[begin Excerpted records]

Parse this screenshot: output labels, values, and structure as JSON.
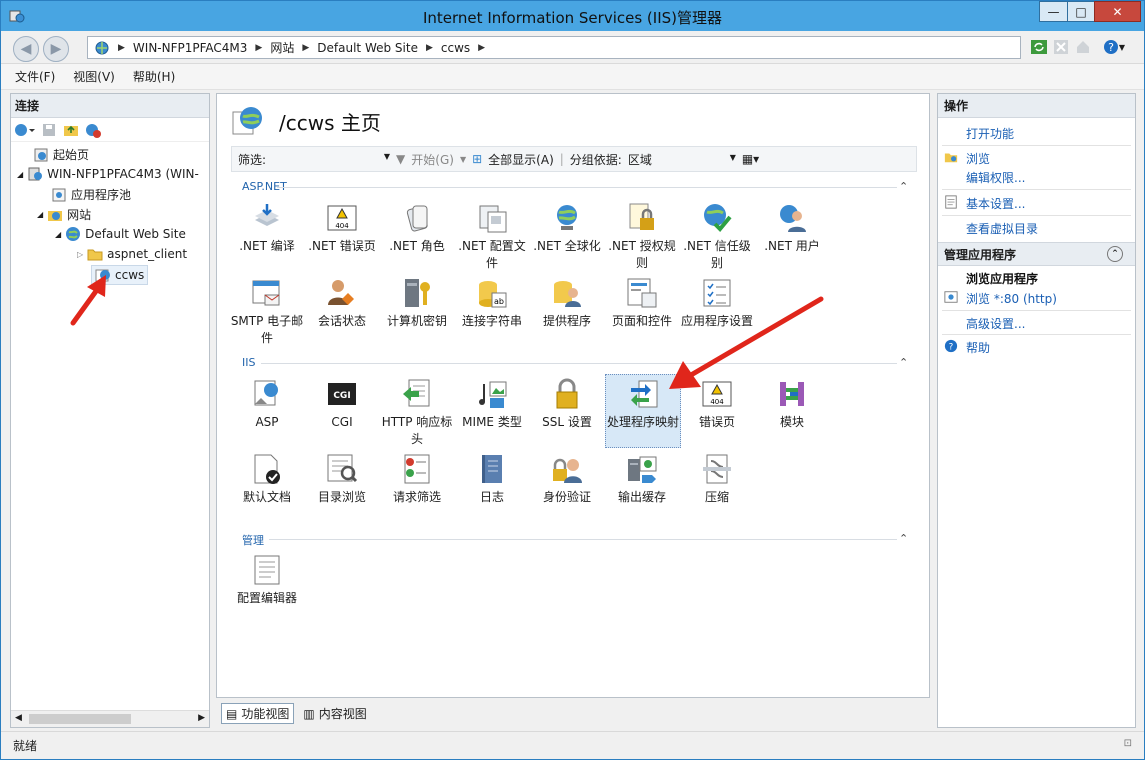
{
  "window": {
    "title": "Internet Information Services (IIS)管理器",
    "buttons": {
      "minimize": "—",
      "maximize": "□",
      "close": "✕"
    }
  },
  "address": {
    "crumbs": [
      "WIN-NFP1PFAC4M3",
      "网站",
      "Default Web Site",
      "ccws"
    ]
  },
  "menu": [
    "文件(F)",
    "视图(V)",
    "帮助(H)"
  ],
  "connections": {
    "header": "连接",
    "tree": {
      "start": "起始页",
      "server": "WIN-NFP1PFAC4M3 (WIN-",
      "app_pools": "应用程序池",
      "sites": "网站",
      "default_site": "Default Web Site",
      "aspnet_client": "aspnet_client",
      "ccws": "ccws"
    }
  },
  "content": {
    "title": "/ccws 主页",
    "filter": {
      "label": "筛选:",
      "go": "开始(G)",
      "show_all": "全部显示(A)",
      "group_by_label": "分组依据:",
      "group_by_value": "区域"
    },
    "groups": [
      {
        "title": "ASP.NET",
        "items": [
          ".NET 编译",
          ".NET 错误页",
          ".NET 角色",
          ".NET 配置文件",
          ".NET 全球化",
          ".NET 授权规则",
          ".NET 信任级别",
          ".NET 用户",
          "SMTP 电子邮件",
          "会话状态",
          "计算机密钥",
          "连接字符串",
          "提供程序",
          "页面和控件",
          "应用程序设置"
        ]
      },
      {
        "title": "IIS",
        "items": [
          "ASP",
          "CGI",
          "HTTP 响应标头",
          "MIME 类型",
          "SSL 设置",
          "处理程序映射",
          "错误页",
          "模块",
          "默认文档",
          "目录浏览",
          "请求筛选",
          "日志",
          "身份验证",
          "输出缓存",
          "压缩"
        ]
      },
      {
        "title": "管理",
        "items": [
          "配置编辑器"
        ]
      }
    ],
    "cgi_icon_text": "CGI",
    "err_icon_text": "404"
  },
  "views": {
    "features": "功能视图",
    "content": "内容视图"
  },
  "actions": {
    "header": "操作",
    "open_feature": "打开功能",
    "browse": "浏览",
    "edit_permissions": "编辑权限...",
    "basic_settings": "基本设置...",
    "view_virtual_dirs": "查看虚拟目录",
    "manage_app_header": "管理应用程序",
    "browse_app_header": "浏览应用程序",
    "browse_port": "浏览 *:80 (http)",
    "advanced_settings": "高级设置...",
    "help": "帮助"
  },
  "status": {
    "text": "就绪"
  }
}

[end Excerpted records]

Copy out each record shown above without alteration, skipping any picture.

> **The output**
Parse this screenshot: output labels, values, and structure as JSON.
{
  "window": {
    "title": "Internet Information Services (IIS)管理器",
    "buttons": {
      "minimize": "—",
      "maximize": "□",
      "close": "✕"
    }
  },
  "address": {
    "crumbs": [
      "WIN-NFP1PFAC4M3",
      "网站",
      "Default Web Site",
      "ccws"
    ]
  },
  "menu": [
    "文件(F)",
    "视图(V)",
    "帮助(H)"
  ],
  "connections": {
    "header": "连接",
    "tree": {
      "start": "起始页",
      "server": "WIN-NFP1PFAC4M3 (WIN-",
      "app_pools": "应用程序池",
      "sites": "网站",
      "default_site": "Default Web Site",
      "aspnet_client": "aspnet_client",
      "ccws": "ccws"
    }
  },
  "content": {
    "title": "/ccws 主页",
    "filter": {
      "label": "筛选:",
      "go": "开始(G)",
      "show_all": "全部显示(A)",
      "group_by_label": "分组依据:",
      "group_by_value": "区域"
    },
    "groups": [
      {
        "title": "ASP.NET",
        "items": [
          ".NET 编译",
          ".NET 错误页",
          ".NET 角色",
          ".NET 配置文件",
          ".NET 全球化",
          ".NET 授权规则",
          ".NET 信任级别",
          ".NET 用户",
          "SMTP 电子邮件",
          "会话状态",
          "计算机密钥",
          "连接字符串",
          "提供程序",
          "页面和控件",
          "应用程序设置"
        ]
      },
      {
        "title": "IIS",
        "items": [
          "ASP",
          "CGI",
          "HTTP 响应标头",
          "MIME 类型",
          "SSL 设置",
          "处理程序映射",
          "错误页",
          "模块",
          "默认文档",
          "目录浏览",
          "请求筛选",
          "日志",
          "身份验证",
          "输出缓存",
          "压缩"
        ]
      },
      {
        "title": "管理",
        "items": [
          "配置编辑器"
        ]
      }
    ],
    "cgi_icon_text": "CGI",
    "err_icon_text": "404"
  },
  "views": {
    "features": "功能视图",
    "content": "内容视图"
  },
  "actions": {
    "header": "操作",
    "open_feature": "打开功能",
    "browse": "浏览",
    "edit_permissions": "编辑权限...",
    "basic_settings": "基本设置...",
    "view_virtual_dirs": "查看虚拟目录",
    "manage_app_header": "管理应用程序",
    "browse_app_header": "浏览应用程序",
    "browse_port": "浏览 *:80 (http)",
    "advanced_settings": "高级设置...",
    "help": "帮助"
  },
  "status": {
    "text": "就绪"
  }
}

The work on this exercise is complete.